EXERCISE DETAILS
Count the lines containing "بالجهات". Give the number alone.

++++++++++

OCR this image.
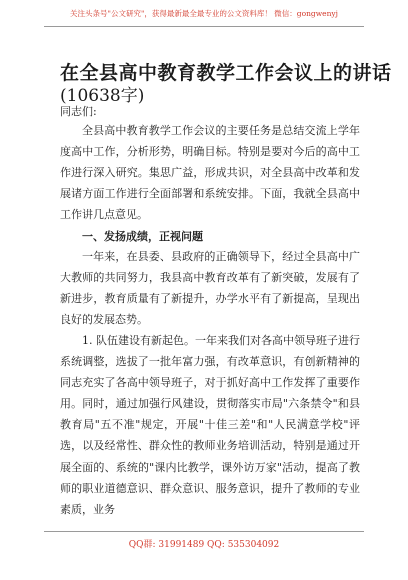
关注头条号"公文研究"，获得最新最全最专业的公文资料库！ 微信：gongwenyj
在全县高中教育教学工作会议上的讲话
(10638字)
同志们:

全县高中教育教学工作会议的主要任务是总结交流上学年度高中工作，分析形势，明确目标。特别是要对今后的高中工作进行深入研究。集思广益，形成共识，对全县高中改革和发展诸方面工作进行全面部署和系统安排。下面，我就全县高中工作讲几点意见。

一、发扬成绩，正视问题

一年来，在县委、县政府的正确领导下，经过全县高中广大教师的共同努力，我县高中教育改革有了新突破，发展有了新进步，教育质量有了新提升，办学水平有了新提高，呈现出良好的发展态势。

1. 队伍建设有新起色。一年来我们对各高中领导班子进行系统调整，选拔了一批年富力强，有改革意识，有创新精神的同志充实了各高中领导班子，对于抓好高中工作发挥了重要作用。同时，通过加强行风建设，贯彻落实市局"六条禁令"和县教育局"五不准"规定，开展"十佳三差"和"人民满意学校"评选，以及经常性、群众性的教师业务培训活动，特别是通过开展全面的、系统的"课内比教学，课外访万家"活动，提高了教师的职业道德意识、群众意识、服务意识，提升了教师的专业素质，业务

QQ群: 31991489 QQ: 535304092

++++++++++

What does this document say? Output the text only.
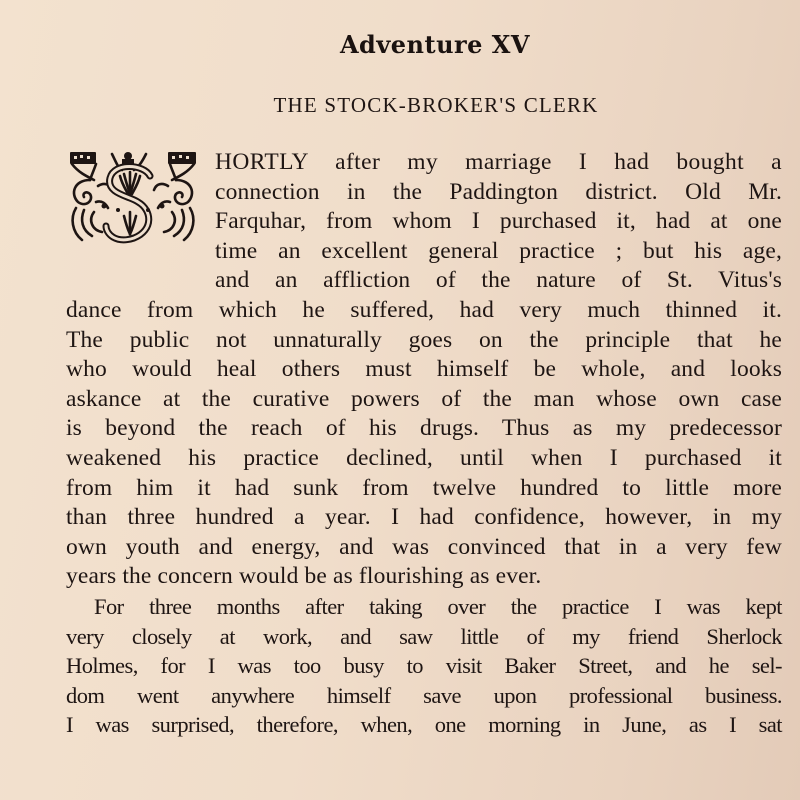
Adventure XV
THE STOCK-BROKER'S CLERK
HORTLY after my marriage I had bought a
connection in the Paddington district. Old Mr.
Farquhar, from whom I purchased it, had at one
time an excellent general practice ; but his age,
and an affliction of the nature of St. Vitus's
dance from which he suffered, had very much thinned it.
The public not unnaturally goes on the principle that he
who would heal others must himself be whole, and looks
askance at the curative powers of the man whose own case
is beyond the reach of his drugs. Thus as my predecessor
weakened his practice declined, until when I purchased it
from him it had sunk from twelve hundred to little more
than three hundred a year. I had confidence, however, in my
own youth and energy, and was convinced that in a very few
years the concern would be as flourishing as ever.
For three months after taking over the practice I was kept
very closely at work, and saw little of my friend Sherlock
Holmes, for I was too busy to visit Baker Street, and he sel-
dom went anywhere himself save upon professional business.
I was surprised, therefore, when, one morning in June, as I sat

++++++++++

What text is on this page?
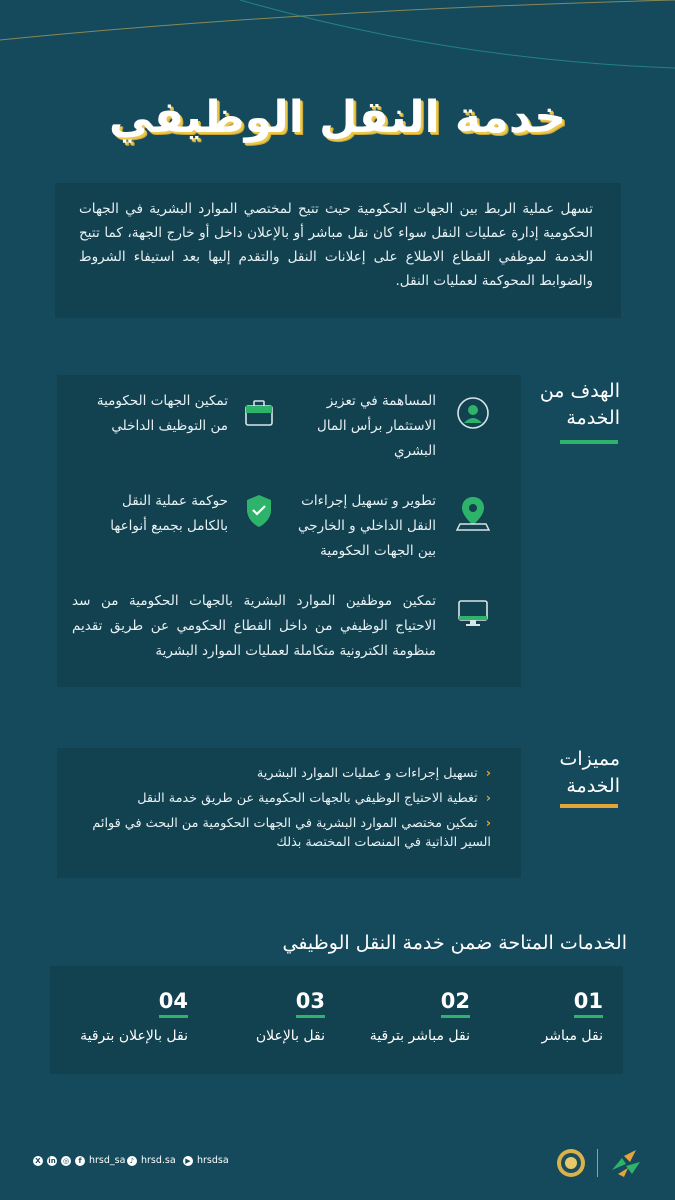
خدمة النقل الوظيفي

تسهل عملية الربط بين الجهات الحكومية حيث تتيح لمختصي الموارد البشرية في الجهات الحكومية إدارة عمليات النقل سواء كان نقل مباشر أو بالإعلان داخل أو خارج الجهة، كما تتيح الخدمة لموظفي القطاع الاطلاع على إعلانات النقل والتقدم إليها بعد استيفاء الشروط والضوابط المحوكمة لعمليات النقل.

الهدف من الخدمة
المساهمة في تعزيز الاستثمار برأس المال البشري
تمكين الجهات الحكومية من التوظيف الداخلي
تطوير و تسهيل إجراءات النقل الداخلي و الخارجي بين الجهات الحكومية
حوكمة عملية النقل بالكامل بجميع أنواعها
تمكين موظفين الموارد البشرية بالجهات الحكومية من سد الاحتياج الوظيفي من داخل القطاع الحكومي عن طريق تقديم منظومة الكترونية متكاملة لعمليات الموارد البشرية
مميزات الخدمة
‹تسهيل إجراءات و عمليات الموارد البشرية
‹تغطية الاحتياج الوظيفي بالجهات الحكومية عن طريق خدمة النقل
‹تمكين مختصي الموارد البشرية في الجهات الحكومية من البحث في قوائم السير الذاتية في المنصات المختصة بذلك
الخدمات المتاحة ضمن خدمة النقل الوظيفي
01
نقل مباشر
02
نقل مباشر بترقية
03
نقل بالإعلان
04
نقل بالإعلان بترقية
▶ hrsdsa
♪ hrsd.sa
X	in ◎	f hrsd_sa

++++++++++

EXPECTED OUTPUT
2